Job
Spot each line in the records below where the word "memorable" occurs, then copy it.

Source material
************

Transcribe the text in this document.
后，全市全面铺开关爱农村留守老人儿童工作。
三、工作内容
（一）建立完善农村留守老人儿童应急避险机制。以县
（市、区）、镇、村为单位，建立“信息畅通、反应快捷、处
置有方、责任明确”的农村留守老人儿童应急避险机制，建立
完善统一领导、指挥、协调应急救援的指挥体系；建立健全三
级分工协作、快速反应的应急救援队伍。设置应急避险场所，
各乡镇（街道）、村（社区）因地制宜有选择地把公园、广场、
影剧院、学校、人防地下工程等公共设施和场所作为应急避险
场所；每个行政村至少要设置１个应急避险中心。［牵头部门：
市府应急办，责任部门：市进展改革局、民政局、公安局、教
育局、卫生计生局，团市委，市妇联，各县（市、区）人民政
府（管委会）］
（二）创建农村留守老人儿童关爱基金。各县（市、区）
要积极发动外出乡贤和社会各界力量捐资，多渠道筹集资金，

************

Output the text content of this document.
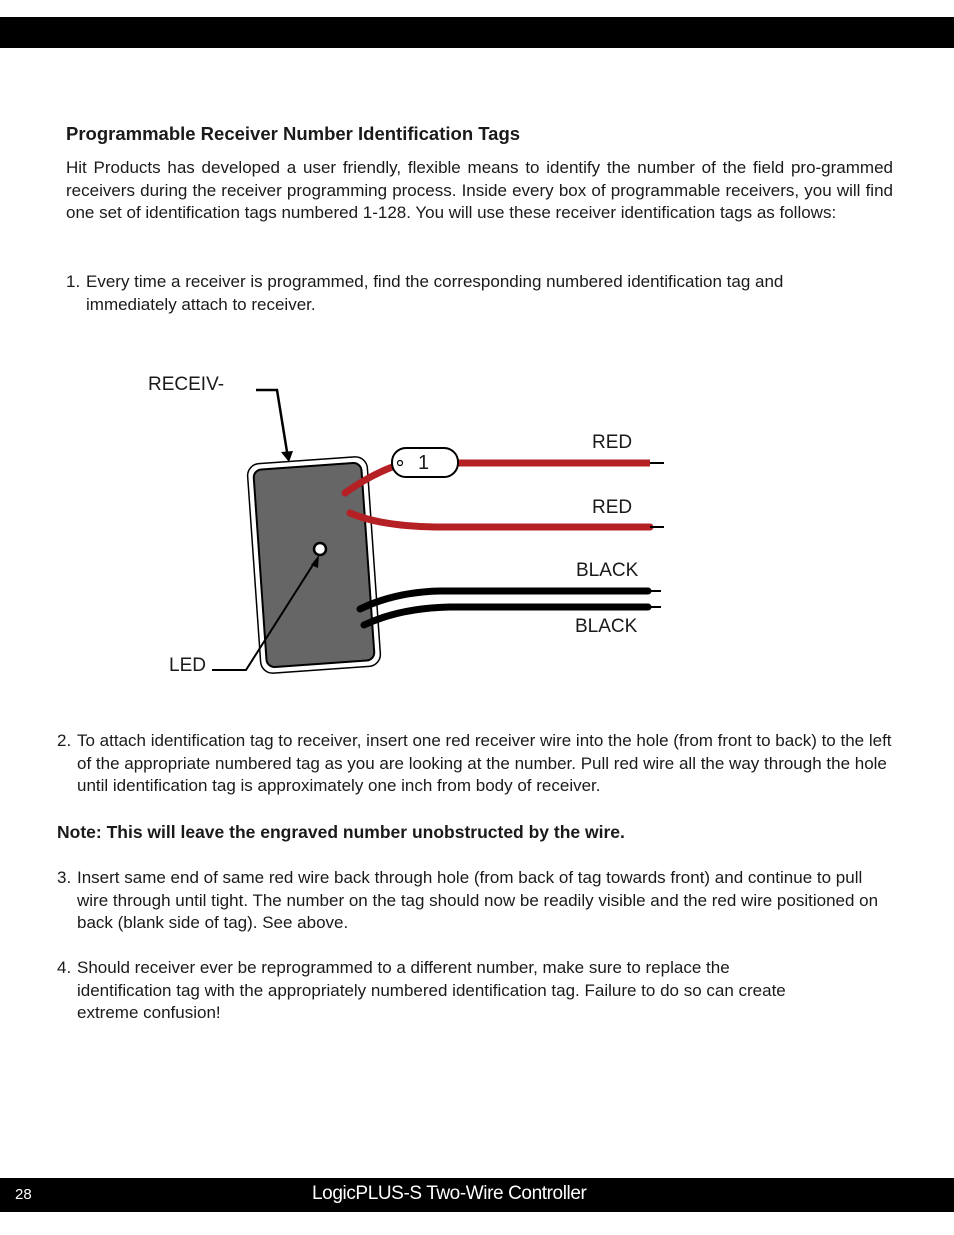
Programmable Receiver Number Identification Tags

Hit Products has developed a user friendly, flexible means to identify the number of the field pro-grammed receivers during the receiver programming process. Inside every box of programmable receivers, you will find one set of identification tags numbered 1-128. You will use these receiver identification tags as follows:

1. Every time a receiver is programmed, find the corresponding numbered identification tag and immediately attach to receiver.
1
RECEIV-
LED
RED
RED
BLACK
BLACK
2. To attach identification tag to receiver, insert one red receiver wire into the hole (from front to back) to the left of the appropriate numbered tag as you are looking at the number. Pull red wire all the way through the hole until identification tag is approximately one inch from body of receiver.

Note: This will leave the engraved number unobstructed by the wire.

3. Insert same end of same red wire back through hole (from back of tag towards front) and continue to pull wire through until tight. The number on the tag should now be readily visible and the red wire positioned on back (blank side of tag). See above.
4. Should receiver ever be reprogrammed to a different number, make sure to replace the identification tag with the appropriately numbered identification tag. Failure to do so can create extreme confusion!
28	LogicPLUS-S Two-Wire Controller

************

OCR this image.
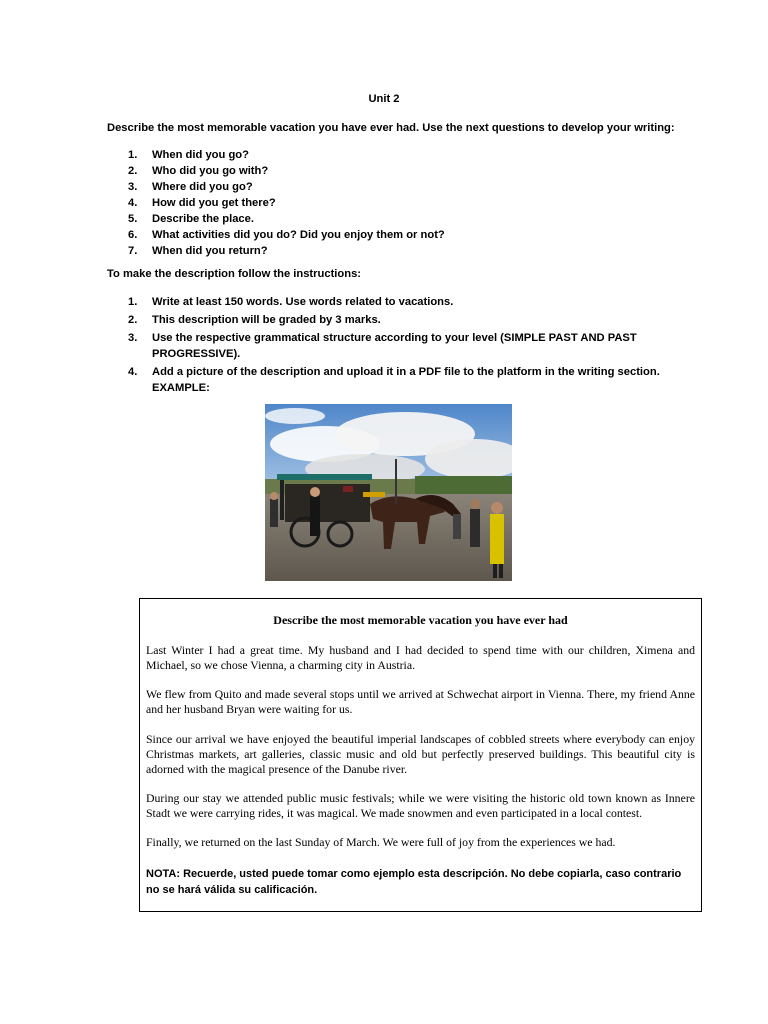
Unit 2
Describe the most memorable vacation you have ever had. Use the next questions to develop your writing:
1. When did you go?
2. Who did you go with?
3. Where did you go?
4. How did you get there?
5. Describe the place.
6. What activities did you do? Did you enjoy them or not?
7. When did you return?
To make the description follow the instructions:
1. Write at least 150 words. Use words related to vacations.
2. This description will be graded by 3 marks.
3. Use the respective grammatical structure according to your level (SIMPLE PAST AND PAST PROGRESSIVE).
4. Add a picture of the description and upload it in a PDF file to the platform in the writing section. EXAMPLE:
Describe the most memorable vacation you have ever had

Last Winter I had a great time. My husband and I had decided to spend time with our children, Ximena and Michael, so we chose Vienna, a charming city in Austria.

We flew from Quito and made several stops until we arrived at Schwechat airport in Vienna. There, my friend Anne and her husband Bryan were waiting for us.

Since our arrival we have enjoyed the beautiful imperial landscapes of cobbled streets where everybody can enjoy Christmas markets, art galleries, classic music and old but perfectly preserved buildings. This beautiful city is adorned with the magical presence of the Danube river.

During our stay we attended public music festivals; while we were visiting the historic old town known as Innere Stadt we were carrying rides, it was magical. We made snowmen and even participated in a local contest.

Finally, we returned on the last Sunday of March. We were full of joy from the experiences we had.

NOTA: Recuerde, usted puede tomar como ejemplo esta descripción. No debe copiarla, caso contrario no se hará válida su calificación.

************

Written response
Describe the most memorable vacation you have ever had. Use the next questions to develop your writing:
Describe the most memorable vacation you have ever had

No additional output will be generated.